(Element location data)
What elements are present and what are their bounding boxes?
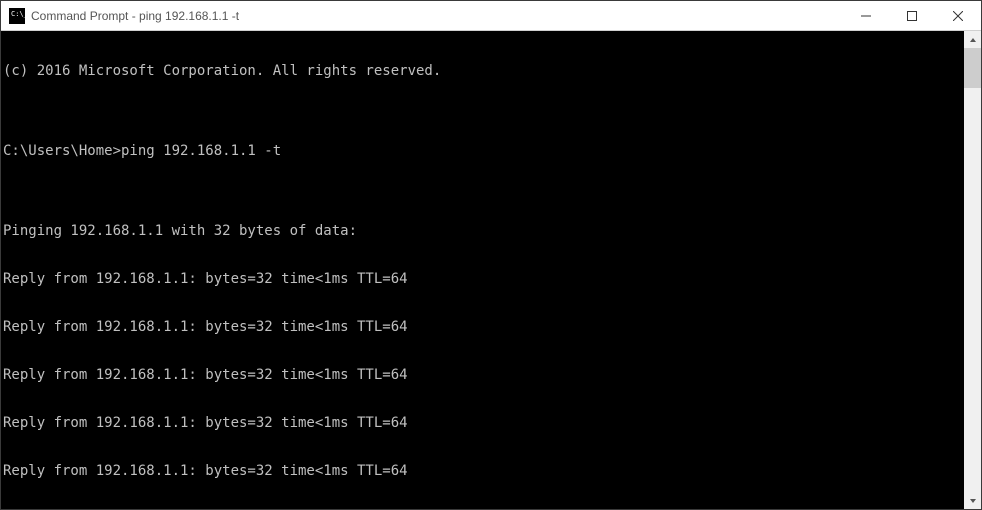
terminal-output[interactable]: (c) 2016 Microsoft Corporation. All righ… [1,31,964,509]
close-icon [953,11,963,21]
window-controls [843,1,981,30]
vertical-scrollbar[interactable] [964,31,981,509]
cmd-icon [9,8,25,24]
command-prompt-window: Command Prompt - ping 192.168.1.1 -t (c)… [0,0,982,510]
reply-line: Reply from 192.168.1.1: bytes=32 time<1m… [3,367,964,383]
copyright-line: (c) 2016 Microsoft Corporation. All righ… [3,63,964,79]
scrollbar-thumb[interactable] [964,48,981,88]
maximize-icon [907,11,917,21]
ping-header-line: Pinging 192.168.1.1 with 32 bytes of dat… [3,223,964,239]
minimize-icon [861,11,871,21]
chevron-up-icon [969,36,977,44]
scrollbar-track[interactable] [964,48,981,492]
minimize-button[interactable] [843,1,889,30]
scroll-up-button[interactable] [964,31,981,48]
reply-line: Reply from 192.168.1.1: bytes=32 time<1m… [3,415,964,431]
scroll-down-button[interactable] [964,492,981,509]
close-button[interactable] [935,1,981,30]
prompt-line: C:\Users\Home>ping 192.168.1.1 -t [3,143,964,159]
window-title: Command Prompt - ping 192.168.1.1 -t [31,9,843,23]
maximize-button[interactable] [889,1,935,30]
reply-line: Reply from 192.168.1.1: bytes=32 time<1m… [3,271,964,287]
chevron-down-icon [969,497,977,505]
content-area: (c) 2016 Microsoft Corporation. All righ… [1,31,981,509]
reply-line: Reply from 192.168.1.1: bytes=32 time<1m… [3,319,964,335]
reply-line: Reply from 192.168.1.1: bytes=32 time<1m… [3,463,964,479]
titlebar[interactable]: Command Prompt - ping 192.168.1.1 -t [1,1,981,31]
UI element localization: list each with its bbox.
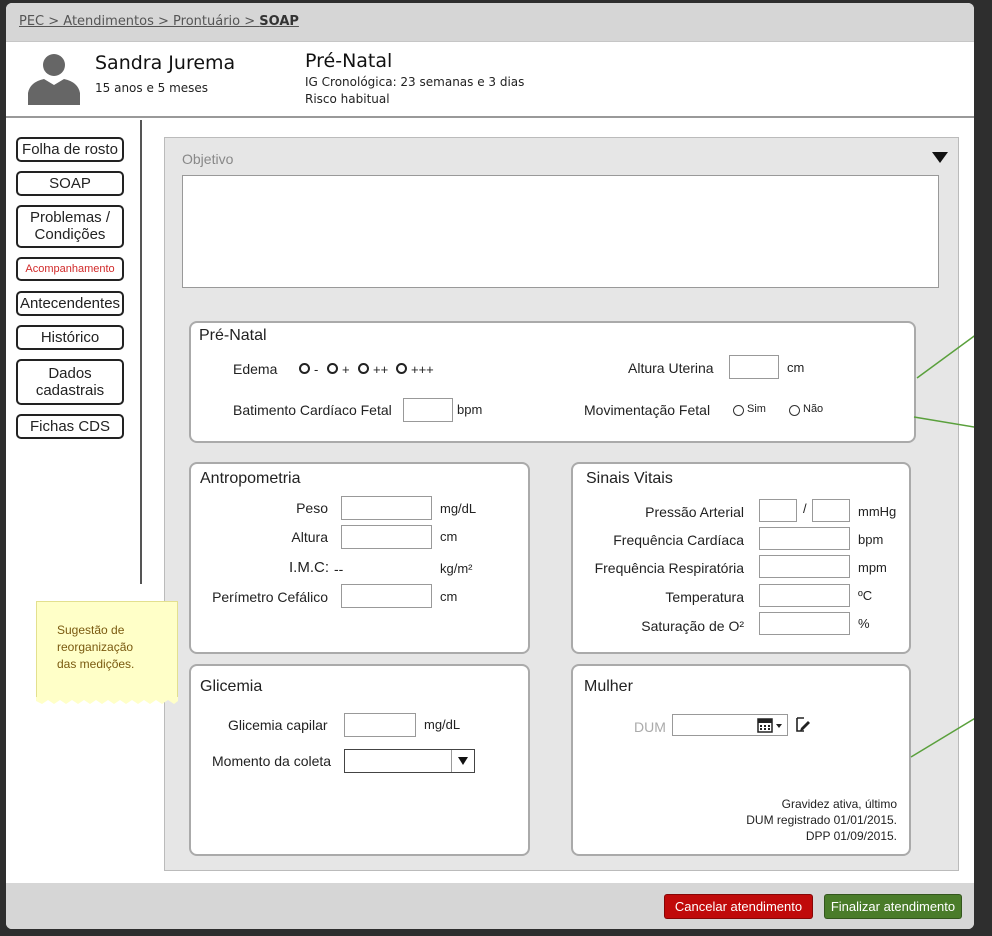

§ Required work: Return every line of the entries above verbatim, omitting the pictures.

§ Answer below:
What elements are present and what are their bounding boxes?
terminal-output[interactable]: (c) 2016 Microsoft Corporation. All righ… [1,31,964,509]
close-icon [953,11,963,21]
window-controls [843,1,981,30]
vertical-scrollbar[interactable] [964,31,981,509]
cmd-icon [9,8,25,24]
command-prompt-window: Command Prompt - ping 192.168.1.1 -t (c)… [0,0,982,510]
reply-line: Reply from 192.168.1.1: bytes=32 time<1m… [3,367,964,383]
copyright-line: (c) 2016 Microsoft Corporation. All righ… [3,63,964,79]
scrollbar-thumb[interactable] [964,48,981,88]
maximize-icon [907,11,917,21]
ping-header-line: Pinging 192.168.1.1 with 32 bytes of dat… [3,223,964,239]
minimize-icon [861,11,871,21]
chevron-up-icon [969,36,977,44]
scrollbar-track[interactable] [964,48,981,492]
minimize-button[interactable] [843,1,889,30]
scroll-up-button[interactable] [964,31,981,48]
reply-line: Reply from 192.168.1.1: bytes=32 time<1m… [3,415,964,431]
scroll-down-button[interactable] [964,492,981,509]
close-button[interactable] [935,1,981,30]
prompt-line: C:\Users\Home>ping 192.168.1.1 -t [3,143,964,159]
window-title: Command Prompt - ping 192.168.1.1 -t [31,9,843,23]
maximize-button[interactable] [889,1,935,30]
reply-line: Reply from 192.168.1.1: bytes=32 time<1m… [3,271,964,287]
chevron-down-icon [969,497,977,505]
content-area: (c) 2016 Microsoft Corporation. All righ… [1,31,981,509]
reply-line: Reply from 192.168.1.1: bytes=32 time<1m… [3,319,964,335]
reply-line: Reply from 192.168.1.1: bytes=32 time<1m… [3,463,964,479]
titlebar[interactable]: Command Prompt - ping 192.168.1.1 -t [1,1,981,31]
UI element localization: list each with its bbox.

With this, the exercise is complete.